## EXERCISE OBJECTIVE
Copy out every line that contains "lending".
>> Begin MATERIAL SUPPLIED
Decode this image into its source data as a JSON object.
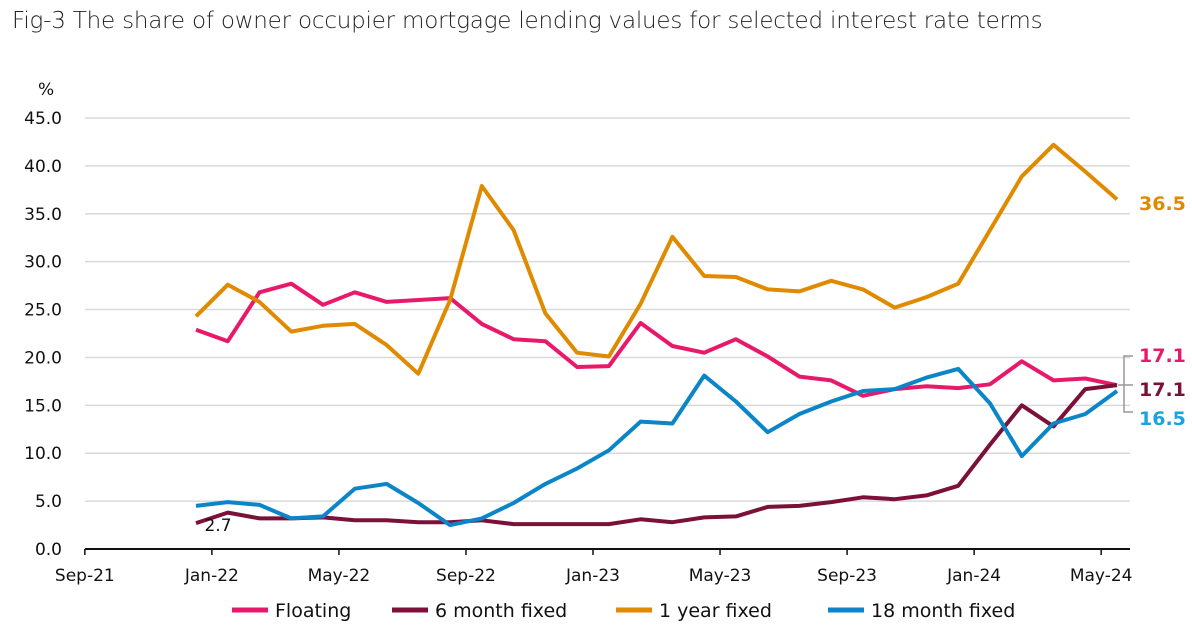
{
  "title": "Fig-3 The share of owner occupier mortgage lending values for selected interest rate terms",
  "chart_data": {
    "type": "line",
    "title": "Fig-3 The share of owner occupier mortgage lending values for selected interest rate terms",
    "ylabel": "%",
    "ylim": [
      0,
      45
    ],
    "yticks": [
      "0.0",
      "5.0",
      "10.0",
      "15.0",
      "20.0",
      "25.0",
      "30.0",
      "35.0",
      "40.0",
      "45.0"
    ],
    "xticks": [
      "Sep-21",
      "Jan-22",
      "May-22",
      "Sep-22",
      "Jan-23",
      "May-23",
      "Sep-23",
      "Jan-24",
      "May-24"
    ],
    "x": [
      "Dec-21",
      "Jan-22",
      "Feb-22",
      "Mar-22",
      "Apr-22",
      "May-22",
      "Jun-22",
      "Jul-22",
      "Aug-22",
      "Sep-22",
      "Oct-22",
      "Nov-22",
      "Dec-22",
      "Jan-23",
      "Feb-23",
      "Mar-23",
      "Apr-23",
      "May-23",
      "Jun-23",
      "Jul-23",
      "Aug-23",
      "Sep-23",
      "Oct-23",
      "Nov-23",
      "Dec-23",
      "Jan-24",
      "Feb-24",
      "Mar-24",
      "Apr-24",
      "May-24"
    ],
    "grid": true,
    "legend": "bottom",
    "series": [
      {
        "name": "Floating",
        "color": "#E8196B",
        "values": [
          22.9,
          21.7,
          26.8,
          27.7,
          25.5,
          26.8,
          25.8,
          26.0,
          26.2,
          23.5,
          21.9,
          21.7,
          19.0,
          19.1,
          23.6,
          21.2,
          20.5,
          21.9,
          20.1,
          18.0,
          17.6,
          16.0,
          16.7,
          17.0,
          16.8,
          17.2,
          19.6,
          17.6,
          17.8,
          17.1
        ],
        "end_label": "17.1",
        "label_color": "#E8196B"
      },
      {
        "name": "6 month fixed",
        "color": "#7B1038",
        "values": [
          2.7,
          3.8,
          3.2,
          3.2,
          3.3,
          3.0,
          3.0,
          2.8,
          2.8,
          3.0,
          2.6,
          2.6,
          2.6,
          2.6,
          3.1,
          2.8,
          3.3,
          3.4,
          4.4,
          4.5,
          4.9,
          5.4,
          5.2,
          5.6,
          6.6,
          10.9,
          15.0,
          12.8,
          16.7,
          17.1
        ],
        "end_label": "17.1",
        "start_label": "2.7",
        "label_color": "#7B1038"
      },
      {
        "name": "1 year fixed",
        "color": "#E08A00",
        "values": [
          24.3,
          27.6,
          25.8,
          22.7,
          23.3,
          23.5,
          21.3,
          18.3,
          26.0,
          37.9,
          33.3,
          24.6,
          20.5,
          20.1,
          25.6,
          32.6,
          28.5,
          28.4,
          27.1,
          26.9,
          28.0,
          27.1,
          25.2,
          26.3,
          27.7,
          33.3,
          38.9,
          42.2,
          39.4,
          36.5
        ],
        "end_label": "36.5",
        "label_color": "#E08A00"
      },
      {
        "name": "18 month fixed",
        "color": "#0A85C8",
        "values": [
          4.5,
          4.9,
          4.6,
          3.2,
          3.4,
          6.3,
          6.8,
          4.8,
          2.5,
          3.2,
          4.8,
          6.8,
          8.4,
          10.3,
          13.3,
          13.1,
          18.1,
          15.4,
          12.2,
          14.1,
          15.4,
          16.5,
          16.7,
          17.9,
          18.8,
          15.2,
          9.7,
          13.1,
          14.1,
          16.5
        ],
        "end_label": "16.5",
        "label_color": "#1AA3DF"
      }
    ]
  }
}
>> End MATERIAL SUPPLIED
## THE RESPONSE
  "title": "Fig-3 The share of owner occupier mortgage lending values for selected interest rate terms",
    "title": "Fig-3 The share of owner occupier mortgage lending values for selected interest rate terms",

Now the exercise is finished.